PROBLEM STATEMENT: Only the pictures stay out; every record is to be quoted exactly.

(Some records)
::::

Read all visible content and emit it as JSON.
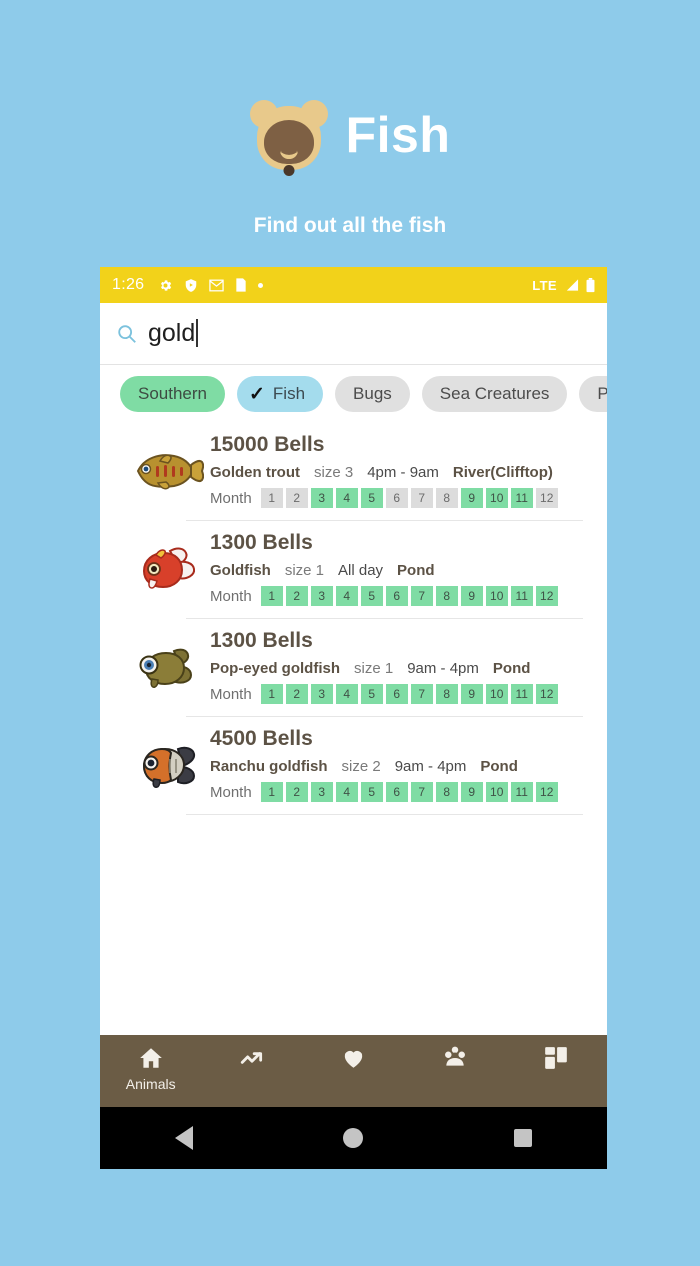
{
  "promo": {
    "title": "Fish",
    "subtitle": "Find out all the fish",
    "icon": "tanuki-face-icon",
    "background_color": "#8ecbea"
  },
  "statusbar": {
    "time": "1:26",
    "background_color": "#f2d21a",
    "left_icons": [
      "gear-icon",
      "play-protect-shield-icon",
      "gmail-icon",
      "app-icon",
      "dot-icon"
    ],
    "network": "LTE",
    "right_icons": [
      "signal-icon",
      "battery-icon"
    ]
  },
  "search": {
    "icon": "search-icon",
    "value": "gold",
    "placeholder": "Search"
  },
  "filters": [
    {
      "label": "Southern",
      "state": "active-green",
      "checked": false
    },
    {
      "label": "Fish",
      "state": "active-blue",
      "checked": true
    },
    {
      "label": "Bugs",
      "state": "inactive",
      "checked": false
    },
    {
      "label": "Sea Creatures",
      "state": "inactive",
      "checked": false
    },
    {
      "label": "Pric",
      "state": "inactive",
      "checked": false
    }
  ],
  "month_label": "Month",
  "months": [
    "1",
    "2",
    "3",
    "4",
    "5",
    "6",
    "7",
    "8",
    "9",
    "10",
    "11",
    "12"
  ],
  "results": [
    {
      "price": "15000 Bells",
      "name": "Golden trout",
      "size": "size 3",
      "time": "4pm - 9am",
      "location": "River(Clifftop)",
      "sprite": "golden-trout-sprite",
      "active_months": [
        3,
        4,
        5,
        9,
        10,
        11
      ]
    },
    {
      "price": "1300 Bells",
      "name": "Goldfish",
      "size": "size 1",
      "time": "All day",
      "location": "Pond",
      "sprite": "goldfish-sprite",
      "active_months": [
        1,
        2,
        3,
        4,
        5,
        6,
        7,
        8,
        9,
        10,
        11,
        12
      ]
    },
    {
      "price": "1300 Bells",
      "name": "Pop-eyed goldfish",
      "size": "size 1",
      "time": "9am - 4pm",
      "location": "Pond",
      "sprite": "pop-eyed-goldfish-sprite",
      "active_months": [
        1,
        2,
        3,
        4,
        5,
        6,
        7,
        8,
        9,
        10,
        11,
        12
      ]
    },
    {
      "price": "4500 Bells",
      "name": "Ranchu goldfish",
      "size": "size 2",
      "time": "9am - 4pm",
      "location": "Pond",
      "sprite": "ranchu-goldfish-sprite",
      "active_months": [
        1,
        2,
        3,
        4,
        5,
        6,
        7,
        8,
        9,
        10,
        11,
        12
      ]
    }
  ],
  "bottom_nav": {
    "background_color": "#6b5c45",
    "items": [
      {
        "icon": "home-icon",
        "label": "Animals",
        "active": true
      },
      {
        "icon": "trending-up-icon",
        "label": "",
        "active": false
      },
      {
        "icon": "heart-icon",
        "label": "",
        "active": false
      },
      {
        "icon": "flower-icon",
        "label": "",
        "active": false
      },
      {
        "icon": "dashboard-grid-icon",
        "label": "",
        "active": false
      }
    ]
  },
  "android_nav": {
    "back": "back-icon",
    "home": "home-circle-icon",
    "recents": "recents-square-icon"
  },
  "colors": {
    "accent_green": "#7fdca4",
    "accent_blue": "#a4dced",
    "inactive_gray": "#e0e0e0",
    "status_yellow": "#f2d21a",
    "nav_brown": "#6b5c45"
  }
}
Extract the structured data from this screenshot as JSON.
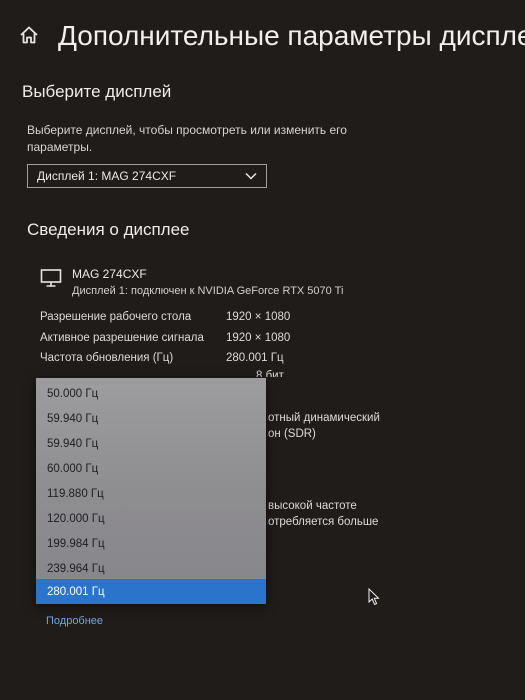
{
  "header": {
    "title": "Дополнительные параметры дисплея",
    "home_icon": "home-icon"
  },
  "select_display": {
    "heading": "Выберите дисплей",
    "description": "Выберите дисплей, чтобы просмотреть или изменить его параметры.",
    "selected": "Дисплей 1: MAG 274CXF"
  },
  "info": {
    "heading": "Сведения о дисплее",
    "monitor_name": "MAG 274CXF",
    "monitor_sub": "Дисплей 1: подключен к NVIDIA GeForce RTX 5070 Ti",
    "rows": [
      {
        "label": "Разрешение рабочего стола",
        "value": "1920 × 1080"
      },
      {
        "label": "Активное разрешение сигнала",
        "value": "1920 × 1080"
      },
      {
        "label": "Частота обновления (Гц)",
        "value": "280.001 Гц"
      }
    ],
    "partial_texts": {
      "bits": "8 бит",
      "hdr_line1": "отный динамический",
      "hdr_line2": "он (SDR)",
      "hz_line1": "высокой частоте",
      "hz_line2": "отребляется больше"
    }
  },
  "refresh_dropdown": {
    "options": [
      "50.000 Гц",
      "59.940 Гц",
      "59.940 Гц",
      "60.000 Гц",
      "119.880 Гц",
      "120.000 Гц",
      "199.984 Гц",
      "239.964 Гц",
      "280.001 Гц"
    ],
    "selected_index": 8
  },
  "more_link": "Подробнее",
  "colors": {
    "background": "#1f1c1a",
    "accent_selected": "#2a74cc",
    "link": "#6ea7e6"
  }
}
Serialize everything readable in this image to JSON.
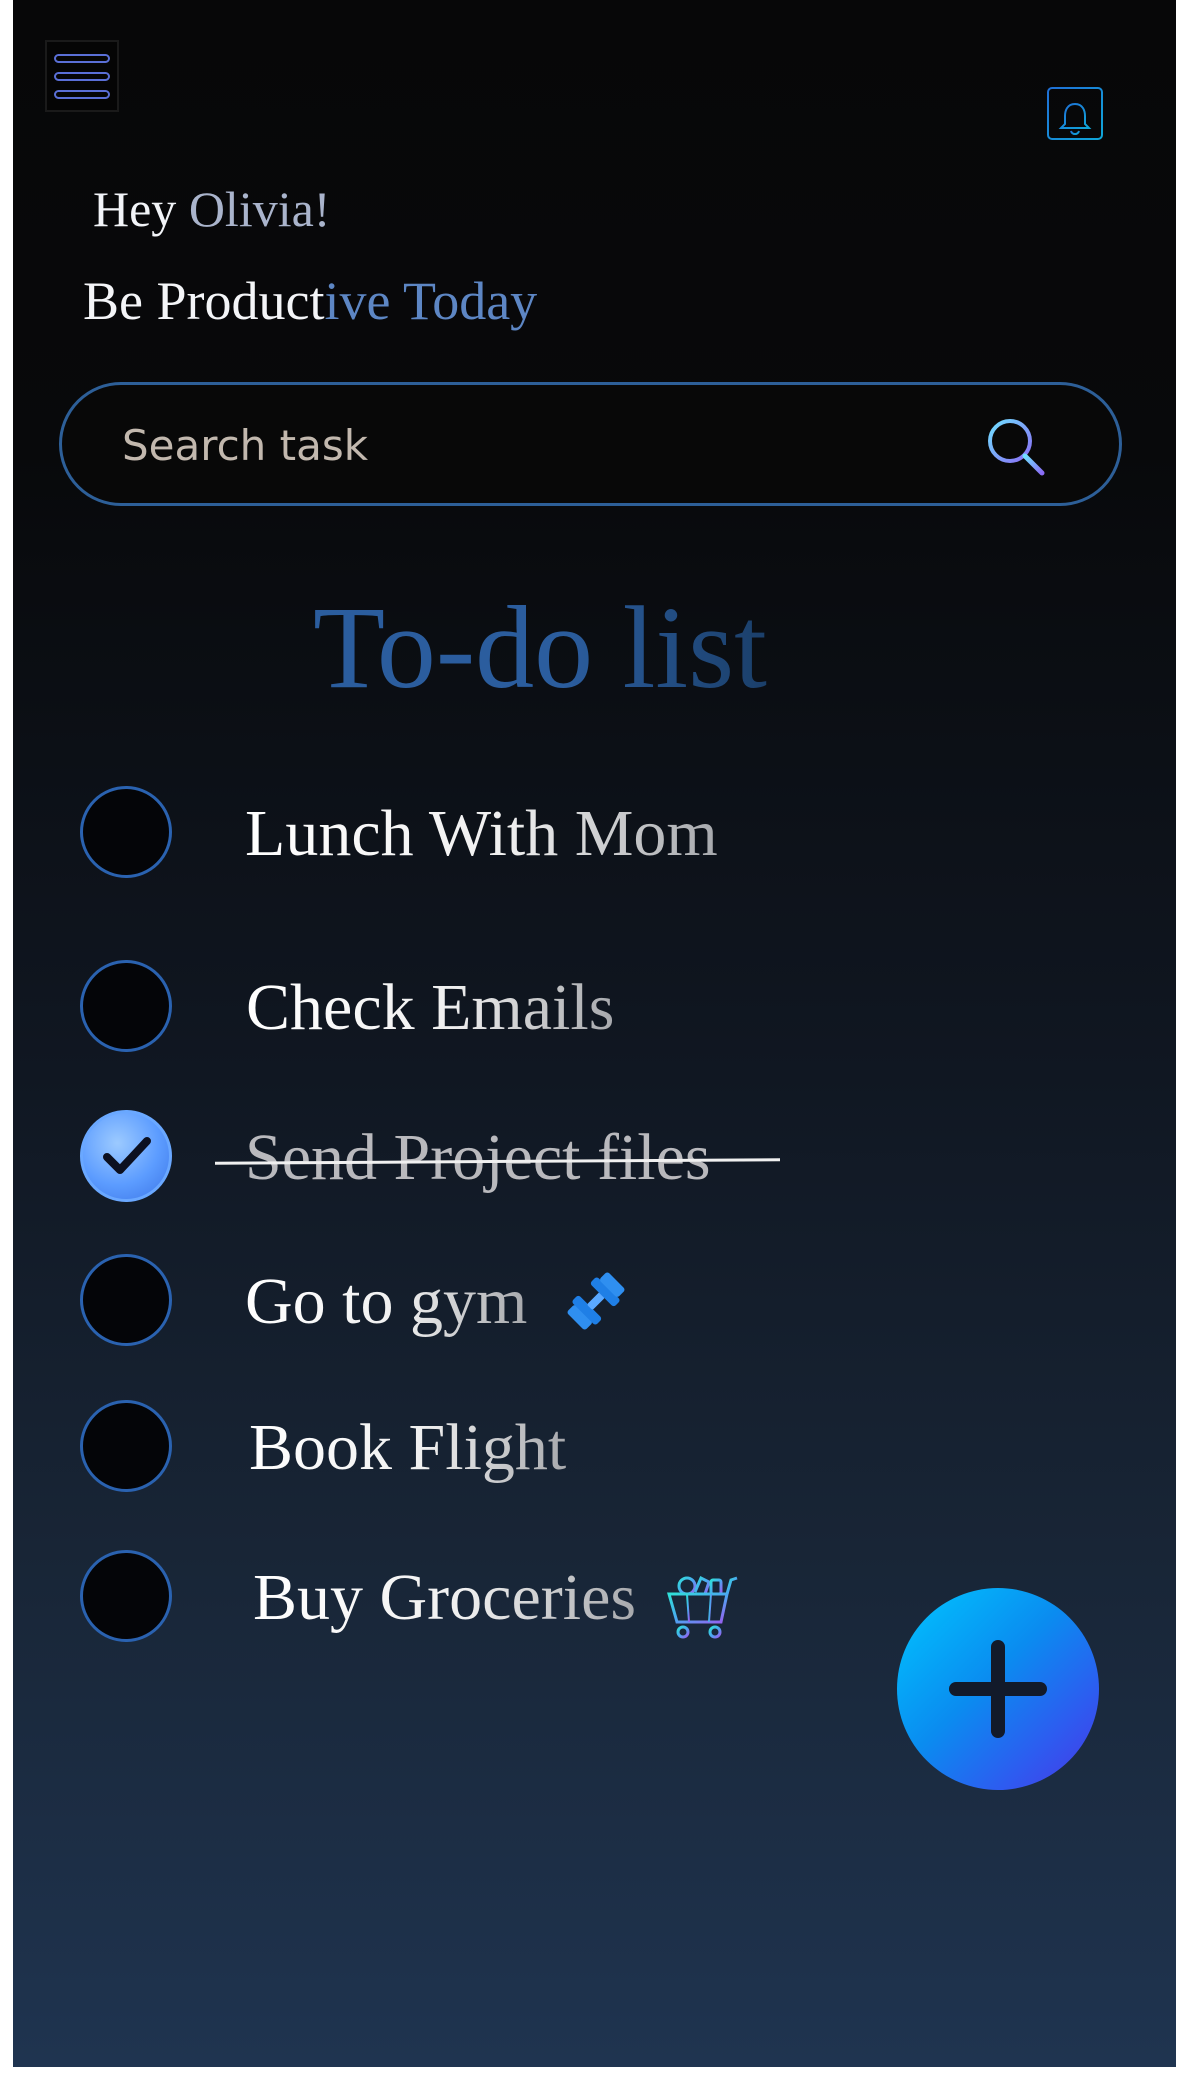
{
  "header": {
    "menu_icon": "hamburger-menu-icon",
    "calendar_icon": "calendar-bell-icon",
    "greeting_prefix": "Hey ",
    "greeting_name": "Olivia!",
    "tagline_main": "Be Product",
    "tagline_accent": "ive Today"
  },
  "search": {
    "placeholder": "Search task",
    "icon": "search-icon"
  },
  "heading": "To-do list",
  "tasks": [
    {
      "label": "Lunch With Mom",
      "done": false
    },
    {
      "label": "Check Emails",
      "done": false
    },
    {
      "label": "Send Project files",
      "done": true
    },
    {
      "label": "Go to gym",
      "done": false,
      "icon": "dumbbell-icon"
    },
    {
      "label": "Book Flight",
      "done": false
    },
    {
      "label": "Buy Groceries",
      "done": false,
      "icon": "shopping-cart-icon"
    }
  ],
  "fab": {
    "icon": "plus-icon"
  },
  "colors": {
    "accent_blue": "#2b5d9e",
    "check_done": "#5c9cff",
    "fab_start": "#00c7ff",
    "fab_end": "#4a35e6"
  }
}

::::

FULL OUTPUT:
Read all visible content and emit it as JSON.
{
  "promo": {
    "title": "Fish",
    "subtitle": "Find out all the fish",
    "icon": "tanuki-face-icon",
    "background_color": "#8ecbea"
  },
  "statusbar": {
    "time": "1:26",
    "background_color": "#f2d21a",
    "left_icons": [
      "gear-icon",
      "play-protect-shield-icon",
      "gmail-icon",
      "app-icon",
      "dot-icon"
    ],
    "network": "LTE",
    "right_icons": [
      "signal-icon",
      "battery-icon"
    ]
  },
  "search": {
    "icon": "search-icon",
    "value": "gold",
    "placeholder": "Search"
  },
  "filters": [
    {
      "label": "Southern",
      "state": "active-green",
      "checked": false
    },
    {
      "label": "Fish",
      "state": "active-blue",
      "checked": true
    },
    {
      "label": "Bugs",
      "state": "inactive",
      "checked": false
    },
    {
      "label": "Sea Creatures",
      "state": "inactive",
      "checked": false
    },
    {
      "label": "Pric",
      "state": "inactive",
      "checked": false
    }
  ],
  "month_label": "Month",
  "months": [
    "1",
    "2",
    "3",
    "4",
    "5",
    "6",
    "7",
    "8",
    "9",
    "10",
    "11",
    "12"
  ],
  "results": [
    {
      "price": "15000 Bells",
      "name": "Golden trout",
      "size": "size 3",
      "time": "4pm - 9am",
      "location": "River(Clifftop)",
      "sprite": "golden-trout-sprite",
      "active_months": [
        3,
        4,
        5,
        9,
        10,
        11
      ]
    },
    {
      "price": "1300 Bells",
      "name": "Goldfish",
      "size": "size 1",
      "time": "All day",
      "location": "Pond",
      "sprite": "goldfish-sprite",
      "active_months": [
        1,
        2,
        3,
        4,
        5,
        6,
        7,
        8,
        9,
        10,
        11,
        12
      ]
    },
    {
      "price": "1300 Bells",
      "name": "Pop-eyed goldfish",
      "size": "size 1",
      "time": "9am - 4pm",
      "location": "Pond",
      "sprite": "pop-eyed-goldfish-sprite",
      "active_months": [
        1,
        2,
        3,
        4,
        5,
        6,
        7,
        8,
        9,
        10,
        11,
        12
      ]
    },
    {
      "price": "4500 Bells",
      "name": "Ranchu goldfish",
      "size": "size 2",
      "time": "9am - 4pm",
      "location": "Pond",
      "sprite": "ranchu-goldfish-sprite",
      "active_months": [
        1,
        2,
        3,
        4,
        5,
        6,
        7,
        8,
        9,
        10,
        11,
        12
      ]
    }
  ],
  "bottom_nav": {
    "background_color": "#6b5c45",
    "items": [
      {
        "icon": "home-icon",
        "label": "Animals",
        "active": true
      },
      {
        "icon": "trending-up-icon",
        "label": "",
        "active": false
      },
      {
        "icon": "heart-icon",
        "label": "",
        "active": false
      },
      {
        "icon": "flower-icon",
        "label": "",
        "active": false
      },
      {
        "icon": "dashboard-grid-icon",
        "label": "",
        "active": false
      }
    ]
  },
  "android_nav": {
    "back": "back-icon",
    "home": "home-circle-icon",
    "recents": "recents-square-icon"
  },
  "colors": {
    "accent_green": "#7fdca4",
    "accent_blue": "#a4dced",
    "inactive_gray": "#e0e0e0",
    "status_yellow": "#f2d21a",
    "nav_brown": "#6b5c45"
  }
}
Extract the structured data from this screenshot as JSON.
{
  "header": {
    "title": "Дополнительные параметры дисплея",
    "home_icon": "home-icon"
  },
  "select_display": {
    "heading": "Выберите дисплей",
    "description": "Выберите дисплей, чтобы просмотреть или изменить его параметры.",
    "selected": "Дисплей 1: MAG 274CXF"
  },
  "info": {
    "heading": "Сведения о дисплее",
    "monitor_name": "MAG 274CXF",
    "monitor_sub": "Дисплей 1: подключен к NVIDIA GeForce RTX 5070 Ti",
    "rows": [
      {
        "label": "Разрешение рабочего стола",
        "value": "1920 × 1080"
      },
      {
        "label": "Активное разрешение сигнала",
        "value": "1920 × 1080"
      },
      {
        "label": "Частота обновления (Гц)",
        "value": "280.001 Гц"
      }
    ],
    "partial_texts": {
      "bits": "8 бит",
      "hdr_line1": "отный динамический",
      "hdr_line2": "он (SDR)",
      "hz_line1": "высокой частоте",
      "hz_line2": "отребляется больше"
    }
  },
  "refresh_dropdown": {
    "options": [
      "50.000 Гц",
      "59.940 Гц",
      "59.940 Гц",
      "60.000 Гц",
      "119.880 Гц",
      "120.000 Гц",
      "199.984 Гц",
      "239.964 Гц",
      "280.001 Гц"
    ],
    "selected_index": 8
  },
  "more_link": "Подробнее",
  "colors": {
    "background": "#1f1c1a",
    "accent_selected": "#2a74cc",
    "link": "#6ea7e6"
  }
}
Serialize everything readable in this image to JSON.
{
  "header": {
    "menu_icon": "hamburger-menu-icon",
    "calendar_icon": "calendar-bell-icon",
    "greeting_prefix": "Hey ",
    "greeting_name": "Olivia!",
    "tagline_main": "Be Product",
    "tagline_accent": "ive Today"
  },
  "search": {
    "placeholder": "Search task",
    "icon": "search-icon"
  },
  "heading": "To-do list",
  "tasks": [
    {
      "label": "Lunch With Mom",
      "done": false
    },
    {
      "label": "Check Emails",
      "done": false
    },
    {
      "label": "Send Project files",
      "done": true
    },
    {
      "label": "Go to gym",
      "done": false,
      "icon": "dumbbell-icon"
    },
    {
      "label": "Book Flight",
      "done": false
    },
    {
      "label": "Buy Groceries",
      "done": false,
      "icon": "shopping-cart-icon"
    }
  ],
  "fab": {
    "icon": "plus-icon"
  },
  "colors": {
    "accent_blue": "#2b5d9e",
    "check_done": "#5c9cff",
    "fab_start": "#00c7ff",
    "fab_end": "#4a35e6"
  }
}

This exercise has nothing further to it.